A block of data:
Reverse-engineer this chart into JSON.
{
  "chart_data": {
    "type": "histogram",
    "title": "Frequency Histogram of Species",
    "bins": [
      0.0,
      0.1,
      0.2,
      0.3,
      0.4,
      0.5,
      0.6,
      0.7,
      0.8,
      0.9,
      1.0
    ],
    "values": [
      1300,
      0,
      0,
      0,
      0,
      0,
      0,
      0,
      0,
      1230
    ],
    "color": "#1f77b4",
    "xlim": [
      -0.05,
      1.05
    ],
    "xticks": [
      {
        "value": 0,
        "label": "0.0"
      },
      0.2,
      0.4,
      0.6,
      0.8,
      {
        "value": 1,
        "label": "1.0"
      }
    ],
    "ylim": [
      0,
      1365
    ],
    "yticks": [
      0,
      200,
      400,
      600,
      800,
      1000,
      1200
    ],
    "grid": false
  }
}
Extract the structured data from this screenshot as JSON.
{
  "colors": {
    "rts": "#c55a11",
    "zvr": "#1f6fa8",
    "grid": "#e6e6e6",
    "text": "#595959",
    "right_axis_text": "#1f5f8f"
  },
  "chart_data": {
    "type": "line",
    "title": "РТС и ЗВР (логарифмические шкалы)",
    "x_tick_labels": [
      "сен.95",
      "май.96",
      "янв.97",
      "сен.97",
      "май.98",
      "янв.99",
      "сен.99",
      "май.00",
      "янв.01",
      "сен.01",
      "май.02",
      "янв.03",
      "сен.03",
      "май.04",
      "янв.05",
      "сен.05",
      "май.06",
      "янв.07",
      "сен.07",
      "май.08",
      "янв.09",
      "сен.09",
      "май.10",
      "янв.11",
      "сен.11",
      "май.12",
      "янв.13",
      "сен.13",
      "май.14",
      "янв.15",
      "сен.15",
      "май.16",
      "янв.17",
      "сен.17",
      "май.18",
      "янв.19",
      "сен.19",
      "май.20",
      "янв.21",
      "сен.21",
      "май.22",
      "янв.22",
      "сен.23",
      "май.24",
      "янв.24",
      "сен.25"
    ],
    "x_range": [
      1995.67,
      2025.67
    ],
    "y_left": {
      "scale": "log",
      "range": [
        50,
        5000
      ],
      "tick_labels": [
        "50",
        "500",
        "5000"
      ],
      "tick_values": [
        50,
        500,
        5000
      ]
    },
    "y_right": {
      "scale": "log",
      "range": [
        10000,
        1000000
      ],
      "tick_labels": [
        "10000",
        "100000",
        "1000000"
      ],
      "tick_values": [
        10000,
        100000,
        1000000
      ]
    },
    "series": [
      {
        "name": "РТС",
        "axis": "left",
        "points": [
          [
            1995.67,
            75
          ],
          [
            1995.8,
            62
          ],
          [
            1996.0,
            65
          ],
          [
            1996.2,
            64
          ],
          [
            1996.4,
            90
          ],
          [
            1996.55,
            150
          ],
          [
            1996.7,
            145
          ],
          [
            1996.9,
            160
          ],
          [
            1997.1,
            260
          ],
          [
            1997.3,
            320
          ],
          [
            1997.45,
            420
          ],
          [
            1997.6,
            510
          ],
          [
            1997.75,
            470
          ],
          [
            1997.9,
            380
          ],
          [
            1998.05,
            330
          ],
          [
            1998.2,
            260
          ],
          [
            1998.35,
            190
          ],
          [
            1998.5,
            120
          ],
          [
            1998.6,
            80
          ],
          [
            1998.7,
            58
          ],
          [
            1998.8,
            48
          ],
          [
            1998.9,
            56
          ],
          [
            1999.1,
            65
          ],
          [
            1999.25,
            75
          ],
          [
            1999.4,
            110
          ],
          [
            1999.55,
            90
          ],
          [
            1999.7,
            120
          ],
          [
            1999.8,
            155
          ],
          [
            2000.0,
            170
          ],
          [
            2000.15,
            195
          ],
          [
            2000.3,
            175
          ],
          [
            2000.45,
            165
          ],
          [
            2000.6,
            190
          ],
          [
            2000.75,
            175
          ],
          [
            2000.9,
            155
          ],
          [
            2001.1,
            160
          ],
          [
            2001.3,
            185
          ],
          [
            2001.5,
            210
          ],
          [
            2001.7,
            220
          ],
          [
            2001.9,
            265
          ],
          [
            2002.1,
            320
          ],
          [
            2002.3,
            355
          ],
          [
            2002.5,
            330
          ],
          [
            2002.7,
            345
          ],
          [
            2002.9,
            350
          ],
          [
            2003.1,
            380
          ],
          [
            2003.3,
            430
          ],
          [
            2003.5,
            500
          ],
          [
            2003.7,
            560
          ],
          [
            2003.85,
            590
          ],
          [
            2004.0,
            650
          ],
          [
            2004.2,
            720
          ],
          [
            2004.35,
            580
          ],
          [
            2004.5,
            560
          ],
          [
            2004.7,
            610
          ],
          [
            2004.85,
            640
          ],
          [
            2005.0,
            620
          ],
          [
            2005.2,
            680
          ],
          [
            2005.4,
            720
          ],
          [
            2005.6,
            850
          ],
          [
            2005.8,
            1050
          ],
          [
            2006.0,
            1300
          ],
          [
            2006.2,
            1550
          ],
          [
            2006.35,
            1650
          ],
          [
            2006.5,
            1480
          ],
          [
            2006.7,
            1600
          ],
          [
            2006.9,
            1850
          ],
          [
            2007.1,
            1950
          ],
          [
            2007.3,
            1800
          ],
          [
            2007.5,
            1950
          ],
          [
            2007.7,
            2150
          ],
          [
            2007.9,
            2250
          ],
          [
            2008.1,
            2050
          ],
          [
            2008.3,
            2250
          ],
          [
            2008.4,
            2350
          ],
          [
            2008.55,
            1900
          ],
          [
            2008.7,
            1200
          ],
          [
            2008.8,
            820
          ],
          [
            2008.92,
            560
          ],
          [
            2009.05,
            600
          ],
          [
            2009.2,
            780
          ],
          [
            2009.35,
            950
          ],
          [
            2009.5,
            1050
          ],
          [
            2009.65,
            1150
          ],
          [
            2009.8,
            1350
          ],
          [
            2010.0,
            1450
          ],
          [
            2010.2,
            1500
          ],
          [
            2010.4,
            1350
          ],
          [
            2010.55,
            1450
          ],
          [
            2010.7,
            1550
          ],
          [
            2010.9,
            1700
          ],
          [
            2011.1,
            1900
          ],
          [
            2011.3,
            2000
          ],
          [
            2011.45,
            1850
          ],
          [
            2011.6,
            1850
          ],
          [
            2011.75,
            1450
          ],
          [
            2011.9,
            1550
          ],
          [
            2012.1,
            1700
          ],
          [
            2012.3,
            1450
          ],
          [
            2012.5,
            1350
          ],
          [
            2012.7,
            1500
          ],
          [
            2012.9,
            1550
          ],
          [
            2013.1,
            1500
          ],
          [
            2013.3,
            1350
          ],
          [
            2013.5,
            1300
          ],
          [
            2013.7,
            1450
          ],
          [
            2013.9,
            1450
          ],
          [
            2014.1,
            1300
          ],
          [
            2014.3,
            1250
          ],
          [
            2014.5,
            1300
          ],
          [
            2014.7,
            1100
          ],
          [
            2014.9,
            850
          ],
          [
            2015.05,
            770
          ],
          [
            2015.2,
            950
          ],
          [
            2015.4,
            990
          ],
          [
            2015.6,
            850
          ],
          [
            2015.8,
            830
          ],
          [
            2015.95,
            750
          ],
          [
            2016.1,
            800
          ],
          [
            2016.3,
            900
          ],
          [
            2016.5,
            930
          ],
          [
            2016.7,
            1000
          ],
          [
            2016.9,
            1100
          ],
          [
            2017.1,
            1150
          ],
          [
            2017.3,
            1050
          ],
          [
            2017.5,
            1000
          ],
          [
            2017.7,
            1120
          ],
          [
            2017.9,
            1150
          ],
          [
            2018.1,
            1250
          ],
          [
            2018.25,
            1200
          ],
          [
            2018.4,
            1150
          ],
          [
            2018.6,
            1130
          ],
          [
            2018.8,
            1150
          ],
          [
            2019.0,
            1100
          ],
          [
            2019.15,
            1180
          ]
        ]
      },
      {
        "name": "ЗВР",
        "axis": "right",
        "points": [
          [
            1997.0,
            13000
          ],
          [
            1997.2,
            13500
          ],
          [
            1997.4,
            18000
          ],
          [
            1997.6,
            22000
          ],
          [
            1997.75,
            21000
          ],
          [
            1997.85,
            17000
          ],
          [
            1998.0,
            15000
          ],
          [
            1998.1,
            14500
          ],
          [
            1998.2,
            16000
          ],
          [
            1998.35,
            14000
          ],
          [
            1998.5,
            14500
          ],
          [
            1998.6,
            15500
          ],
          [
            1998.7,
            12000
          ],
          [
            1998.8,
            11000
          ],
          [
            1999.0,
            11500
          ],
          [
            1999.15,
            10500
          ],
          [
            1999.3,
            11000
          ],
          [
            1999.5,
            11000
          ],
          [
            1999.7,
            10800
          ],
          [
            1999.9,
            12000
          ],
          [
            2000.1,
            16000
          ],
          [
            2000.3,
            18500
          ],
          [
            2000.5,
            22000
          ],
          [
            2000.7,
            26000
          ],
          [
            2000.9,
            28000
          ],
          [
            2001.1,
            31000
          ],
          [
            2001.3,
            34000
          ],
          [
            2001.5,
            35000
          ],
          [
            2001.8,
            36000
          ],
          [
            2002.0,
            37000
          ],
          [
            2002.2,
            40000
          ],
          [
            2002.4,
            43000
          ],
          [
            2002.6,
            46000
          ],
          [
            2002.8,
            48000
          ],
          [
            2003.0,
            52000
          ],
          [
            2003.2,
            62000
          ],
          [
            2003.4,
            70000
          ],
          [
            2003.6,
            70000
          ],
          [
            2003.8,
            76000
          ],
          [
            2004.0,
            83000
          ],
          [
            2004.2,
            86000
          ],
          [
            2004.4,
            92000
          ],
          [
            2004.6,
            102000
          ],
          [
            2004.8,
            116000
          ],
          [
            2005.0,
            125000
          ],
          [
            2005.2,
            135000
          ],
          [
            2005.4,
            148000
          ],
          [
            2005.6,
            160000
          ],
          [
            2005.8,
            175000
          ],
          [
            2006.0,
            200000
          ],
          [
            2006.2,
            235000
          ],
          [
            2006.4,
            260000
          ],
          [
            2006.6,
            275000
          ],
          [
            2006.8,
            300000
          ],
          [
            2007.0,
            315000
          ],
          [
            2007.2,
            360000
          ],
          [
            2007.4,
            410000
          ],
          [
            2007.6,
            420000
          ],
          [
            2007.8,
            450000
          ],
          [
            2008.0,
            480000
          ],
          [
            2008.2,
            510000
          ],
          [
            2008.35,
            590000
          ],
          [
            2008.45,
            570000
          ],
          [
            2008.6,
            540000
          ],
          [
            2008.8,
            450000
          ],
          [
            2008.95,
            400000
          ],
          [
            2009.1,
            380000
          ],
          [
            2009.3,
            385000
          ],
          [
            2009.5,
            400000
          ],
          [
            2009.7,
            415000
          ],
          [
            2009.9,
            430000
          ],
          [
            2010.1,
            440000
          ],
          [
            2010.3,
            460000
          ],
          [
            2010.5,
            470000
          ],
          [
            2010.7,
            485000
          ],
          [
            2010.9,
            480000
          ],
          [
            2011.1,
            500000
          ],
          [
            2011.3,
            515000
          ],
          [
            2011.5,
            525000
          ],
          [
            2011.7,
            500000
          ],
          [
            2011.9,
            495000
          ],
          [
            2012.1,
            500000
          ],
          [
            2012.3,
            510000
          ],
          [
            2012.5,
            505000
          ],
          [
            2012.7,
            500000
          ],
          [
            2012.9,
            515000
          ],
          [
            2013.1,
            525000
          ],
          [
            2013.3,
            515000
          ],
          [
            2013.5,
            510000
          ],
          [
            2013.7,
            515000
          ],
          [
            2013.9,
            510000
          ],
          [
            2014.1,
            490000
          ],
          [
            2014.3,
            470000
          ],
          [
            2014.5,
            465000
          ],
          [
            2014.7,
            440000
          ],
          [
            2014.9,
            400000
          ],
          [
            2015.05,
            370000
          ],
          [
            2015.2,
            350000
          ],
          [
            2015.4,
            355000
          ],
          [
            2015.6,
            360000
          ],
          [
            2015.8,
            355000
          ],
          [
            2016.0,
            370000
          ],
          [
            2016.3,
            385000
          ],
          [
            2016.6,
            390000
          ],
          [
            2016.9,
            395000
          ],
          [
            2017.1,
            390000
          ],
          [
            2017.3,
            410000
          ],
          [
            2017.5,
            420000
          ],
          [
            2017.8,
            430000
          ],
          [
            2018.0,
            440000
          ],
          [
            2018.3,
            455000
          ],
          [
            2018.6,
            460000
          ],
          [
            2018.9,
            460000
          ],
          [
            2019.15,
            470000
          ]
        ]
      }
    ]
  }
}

### Task requirements
Lines holding the word "this" in the entries above are the ones to pull out. Copy them all.

### Expected answer
Reverse-engineer this chart into JSON.
Extract the structured data from this screenshot as JSON.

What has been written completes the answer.